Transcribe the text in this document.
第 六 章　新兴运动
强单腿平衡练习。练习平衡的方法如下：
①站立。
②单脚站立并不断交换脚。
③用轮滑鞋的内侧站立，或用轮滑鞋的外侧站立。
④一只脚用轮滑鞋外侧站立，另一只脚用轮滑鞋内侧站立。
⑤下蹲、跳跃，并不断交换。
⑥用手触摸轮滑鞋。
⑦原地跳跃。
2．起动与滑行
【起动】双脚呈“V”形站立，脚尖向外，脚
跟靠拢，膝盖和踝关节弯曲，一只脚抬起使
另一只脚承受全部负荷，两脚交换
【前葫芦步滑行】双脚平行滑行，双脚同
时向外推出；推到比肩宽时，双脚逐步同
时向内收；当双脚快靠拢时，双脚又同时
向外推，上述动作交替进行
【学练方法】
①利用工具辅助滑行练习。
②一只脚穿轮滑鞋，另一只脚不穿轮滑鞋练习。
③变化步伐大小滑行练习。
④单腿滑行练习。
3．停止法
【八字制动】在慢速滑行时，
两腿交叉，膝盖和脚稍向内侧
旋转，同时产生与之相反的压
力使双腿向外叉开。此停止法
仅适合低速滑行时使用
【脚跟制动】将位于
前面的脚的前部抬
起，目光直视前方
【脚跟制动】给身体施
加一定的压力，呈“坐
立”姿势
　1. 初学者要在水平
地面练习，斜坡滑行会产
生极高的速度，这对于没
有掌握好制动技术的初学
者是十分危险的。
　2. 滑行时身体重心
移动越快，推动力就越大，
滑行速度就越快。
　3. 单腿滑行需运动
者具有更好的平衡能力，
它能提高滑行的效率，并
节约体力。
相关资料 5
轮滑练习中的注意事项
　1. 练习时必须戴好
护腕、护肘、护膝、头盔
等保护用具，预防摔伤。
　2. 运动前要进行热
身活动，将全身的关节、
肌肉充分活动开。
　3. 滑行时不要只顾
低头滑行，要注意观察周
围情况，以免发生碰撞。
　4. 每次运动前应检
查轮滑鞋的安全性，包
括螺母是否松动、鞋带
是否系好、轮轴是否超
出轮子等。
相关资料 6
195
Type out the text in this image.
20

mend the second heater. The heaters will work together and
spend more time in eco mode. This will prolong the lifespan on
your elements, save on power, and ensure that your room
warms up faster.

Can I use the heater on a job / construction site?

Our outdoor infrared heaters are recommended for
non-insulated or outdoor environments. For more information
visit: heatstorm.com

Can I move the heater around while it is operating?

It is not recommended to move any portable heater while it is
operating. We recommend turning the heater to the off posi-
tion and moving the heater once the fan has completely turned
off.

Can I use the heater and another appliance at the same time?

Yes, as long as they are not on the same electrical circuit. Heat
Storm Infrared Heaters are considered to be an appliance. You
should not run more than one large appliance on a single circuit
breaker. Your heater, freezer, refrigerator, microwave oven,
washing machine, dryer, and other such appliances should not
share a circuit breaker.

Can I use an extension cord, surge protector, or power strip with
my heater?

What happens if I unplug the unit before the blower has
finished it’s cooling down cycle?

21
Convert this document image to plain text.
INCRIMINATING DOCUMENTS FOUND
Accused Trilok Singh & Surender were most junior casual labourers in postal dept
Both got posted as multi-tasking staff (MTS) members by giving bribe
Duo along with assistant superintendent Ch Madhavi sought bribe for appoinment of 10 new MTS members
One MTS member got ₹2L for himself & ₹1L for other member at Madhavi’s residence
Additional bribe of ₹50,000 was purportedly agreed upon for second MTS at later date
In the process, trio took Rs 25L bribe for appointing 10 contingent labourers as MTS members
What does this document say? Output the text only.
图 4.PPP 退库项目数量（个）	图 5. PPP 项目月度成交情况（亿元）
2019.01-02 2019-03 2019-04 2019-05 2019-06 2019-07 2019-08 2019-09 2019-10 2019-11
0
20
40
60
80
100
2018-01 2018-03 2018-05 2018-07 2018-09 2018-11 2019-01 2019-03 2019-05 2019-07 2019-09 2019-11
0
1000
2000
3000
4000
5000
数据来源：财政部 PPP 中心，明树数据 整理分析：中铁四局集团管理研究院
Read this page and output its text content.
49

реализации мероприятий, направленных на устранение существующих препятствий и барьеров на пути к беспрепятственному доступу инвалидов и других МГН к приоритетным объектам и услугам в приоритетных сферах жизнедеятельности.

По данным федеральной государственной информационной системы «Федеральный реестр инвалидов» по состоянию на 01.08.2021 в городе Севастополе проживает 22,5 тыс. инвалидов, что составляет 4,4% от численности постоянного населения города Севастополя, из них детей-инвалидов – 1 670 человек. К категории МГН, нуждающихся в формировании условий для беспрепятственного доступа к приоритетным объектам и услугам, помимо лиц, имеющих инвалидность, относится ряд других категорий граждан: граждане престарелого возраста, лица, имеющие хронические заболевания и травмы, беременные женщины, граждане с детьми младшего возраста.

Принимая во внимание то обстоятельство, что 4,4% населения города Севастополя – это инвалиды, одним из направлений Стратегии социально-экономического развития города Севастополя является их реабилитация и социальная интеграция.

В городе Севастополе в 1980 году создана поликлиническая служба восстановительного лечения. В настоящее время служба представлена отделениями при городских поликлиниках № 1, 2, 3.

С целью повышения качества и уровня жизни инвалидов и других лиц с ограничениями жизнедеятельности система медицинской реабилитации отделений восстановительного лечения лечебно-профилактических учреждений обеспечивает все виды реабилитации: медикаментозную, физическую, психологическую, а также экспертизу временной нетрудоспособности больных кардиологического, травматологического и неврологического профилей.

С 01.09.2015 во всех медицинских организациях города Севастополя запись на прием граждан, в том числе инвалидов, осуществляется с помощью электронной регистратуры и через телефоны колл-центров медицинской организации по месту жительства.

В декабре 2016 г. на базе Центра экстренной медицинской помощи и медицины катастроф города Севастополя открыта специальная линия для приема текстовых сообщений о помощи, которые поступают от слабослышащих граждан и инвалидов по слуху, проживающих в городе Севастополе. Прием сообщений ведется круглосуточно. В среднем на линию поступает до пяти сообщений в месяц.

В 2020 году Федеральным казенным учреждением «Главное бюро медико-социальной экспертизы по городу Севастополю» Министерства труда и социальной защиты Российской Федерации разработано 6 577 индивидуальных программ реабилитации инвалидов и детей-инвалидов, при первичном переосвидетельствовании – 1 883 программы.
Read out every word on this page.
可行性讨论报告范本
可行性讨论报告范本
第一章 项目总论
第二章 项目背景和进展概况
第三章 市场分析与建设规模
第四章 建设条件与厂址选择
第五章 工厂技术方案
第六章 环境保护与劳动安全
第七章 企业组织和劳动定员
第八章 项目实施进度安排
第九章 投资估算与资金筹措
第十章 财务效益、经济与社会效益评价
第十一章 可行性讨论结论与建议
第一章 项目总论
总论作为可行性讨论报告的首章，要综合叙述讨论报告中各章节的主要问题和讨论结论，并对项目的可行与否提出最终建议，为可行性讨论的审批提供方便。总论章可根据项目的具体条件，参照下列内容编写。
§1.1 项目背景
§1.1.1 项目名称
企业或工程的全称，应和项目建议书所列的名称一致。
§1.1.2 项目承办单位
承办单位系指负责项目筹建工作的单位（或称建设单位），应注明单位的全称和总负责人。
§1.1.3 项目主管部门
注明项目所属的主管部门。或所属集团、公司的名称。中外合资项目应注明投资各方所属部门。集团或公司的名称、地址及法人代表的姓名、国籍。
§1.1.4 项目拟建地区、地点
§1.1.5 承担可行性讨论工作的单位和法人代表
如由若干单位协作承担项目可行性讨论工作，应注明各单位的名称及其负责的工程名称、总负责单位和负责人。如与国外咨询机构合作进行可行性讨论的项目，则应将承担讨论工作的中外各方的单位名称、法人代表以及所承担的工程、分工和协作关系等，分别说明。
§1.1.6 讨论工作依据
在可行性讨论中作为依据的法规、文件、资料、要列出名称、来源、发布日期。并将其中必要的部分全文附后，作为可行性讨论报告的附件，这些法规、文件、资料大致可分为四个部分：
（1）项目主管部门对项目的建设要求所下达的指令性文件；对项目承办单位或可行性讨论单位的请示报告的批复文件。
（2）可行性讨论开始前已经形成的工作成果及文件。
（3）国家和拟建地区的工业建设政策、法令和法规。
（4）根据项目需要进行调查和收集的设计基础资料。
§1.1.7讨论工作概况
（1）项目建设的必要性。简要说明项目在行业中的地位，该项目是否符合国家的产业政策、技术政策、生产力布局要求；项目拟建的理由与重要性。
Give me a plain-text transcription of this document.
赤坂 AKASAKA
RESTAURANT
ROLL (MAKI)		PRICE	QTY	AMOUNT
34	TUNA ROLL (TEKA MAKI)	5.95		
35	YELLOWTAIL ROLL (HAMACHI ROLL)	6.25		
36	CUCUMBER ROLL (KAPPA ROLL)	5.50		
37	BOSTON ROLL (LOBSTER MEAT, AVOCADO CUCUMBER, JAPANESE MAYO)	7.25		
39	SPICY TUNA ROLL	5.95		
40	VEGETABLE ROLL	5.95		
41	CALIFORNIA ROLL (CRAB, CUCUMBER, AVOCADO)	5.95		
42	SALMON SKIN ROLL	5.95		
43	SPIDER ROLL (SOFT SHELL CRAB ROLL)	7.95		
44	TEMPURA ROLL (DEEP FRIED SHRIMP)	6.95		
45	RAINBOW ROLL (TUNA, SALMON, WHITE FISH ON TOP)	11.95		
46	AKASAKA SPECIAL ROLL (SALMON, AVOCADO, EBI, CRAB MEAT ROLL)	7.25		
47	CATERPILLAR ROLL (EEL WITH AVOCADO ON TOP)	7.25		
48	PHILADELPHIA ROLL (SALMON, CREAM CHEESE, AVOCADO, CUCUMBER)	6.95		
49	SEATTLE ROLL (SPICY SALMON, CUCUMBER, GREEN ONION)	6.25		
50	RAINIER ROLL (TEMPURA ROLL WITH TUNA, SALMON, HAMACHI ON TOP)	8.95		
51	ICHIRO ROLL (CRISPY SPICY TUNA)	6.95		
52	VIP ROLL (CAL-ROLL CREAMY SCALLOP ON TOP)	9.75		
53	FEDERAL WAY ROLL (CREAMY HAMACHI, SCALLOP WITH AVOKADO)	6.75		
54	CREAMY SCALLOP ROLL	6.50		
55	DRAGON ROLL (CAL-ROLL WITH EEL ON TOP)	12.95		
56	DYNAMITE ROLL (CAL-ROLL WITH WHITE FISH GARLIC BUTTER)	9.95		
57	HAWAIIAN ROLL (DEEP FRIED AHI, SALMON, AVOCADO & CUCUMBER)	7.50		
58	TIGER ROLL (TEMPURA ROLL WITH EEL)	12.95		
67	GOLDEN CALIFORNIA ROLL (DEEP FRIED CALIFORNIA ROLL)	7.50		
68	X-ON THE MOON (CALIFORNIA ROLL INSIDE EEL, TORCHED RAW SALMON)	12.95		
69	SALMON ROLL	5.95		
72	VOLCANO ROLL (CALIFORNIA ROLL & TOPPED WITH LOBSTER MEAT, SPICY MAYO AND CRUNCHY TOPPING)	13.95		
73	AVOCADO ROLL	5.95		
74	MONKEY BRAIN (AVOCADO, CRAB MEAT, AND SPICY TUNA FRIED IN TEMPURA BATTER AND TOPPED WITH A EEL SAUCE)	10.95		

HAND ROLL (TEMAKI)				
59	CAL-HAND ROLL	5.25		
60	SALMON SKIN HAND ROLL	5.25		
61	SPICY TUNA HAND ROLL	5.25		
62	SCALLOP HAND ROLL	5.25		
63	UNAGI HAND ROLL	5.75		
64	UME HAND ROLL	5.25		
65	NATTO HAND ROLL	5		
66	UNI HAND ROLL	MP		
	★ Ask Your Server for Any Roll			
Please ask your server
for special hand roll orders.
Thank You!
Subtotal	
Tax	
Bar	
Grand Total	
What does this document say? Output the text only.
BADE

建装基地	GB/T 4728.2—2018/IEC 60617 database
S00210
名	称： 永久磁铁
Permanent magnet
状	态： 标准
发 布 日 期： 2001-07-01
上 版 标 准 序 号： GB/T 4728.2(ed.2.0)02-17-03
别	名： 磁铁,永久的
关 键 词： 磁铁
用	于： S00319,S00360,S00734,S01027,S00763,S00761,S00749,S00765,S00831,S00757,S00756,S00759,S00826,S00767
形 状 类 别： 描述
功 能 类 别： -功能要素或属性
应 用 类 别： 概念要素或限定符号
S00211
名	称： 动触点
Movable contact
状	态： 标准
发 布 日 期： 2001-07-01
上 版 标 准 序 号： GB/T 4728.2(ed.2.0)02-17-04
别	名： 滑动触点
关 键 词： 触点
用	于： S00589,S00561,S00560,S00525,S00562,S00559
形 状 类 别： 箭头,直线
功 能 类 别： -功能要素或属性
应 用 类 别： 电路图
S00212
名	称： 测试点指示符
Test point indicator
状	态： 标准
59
+++
## Problem details
Collect each line of the entries that has the word "CREAMY", copying it in full.

## Result
52	VIP ROLL (CAL-ROLL CREAMY SCALLOP ON TOP)	9.75		
53	FEDERAL WAY ROLL (CREAMY HAMACHI, SCALLOP WITH AVOKADO)	6.75		
54	CREAMY SCALLOP ROLL	6.50		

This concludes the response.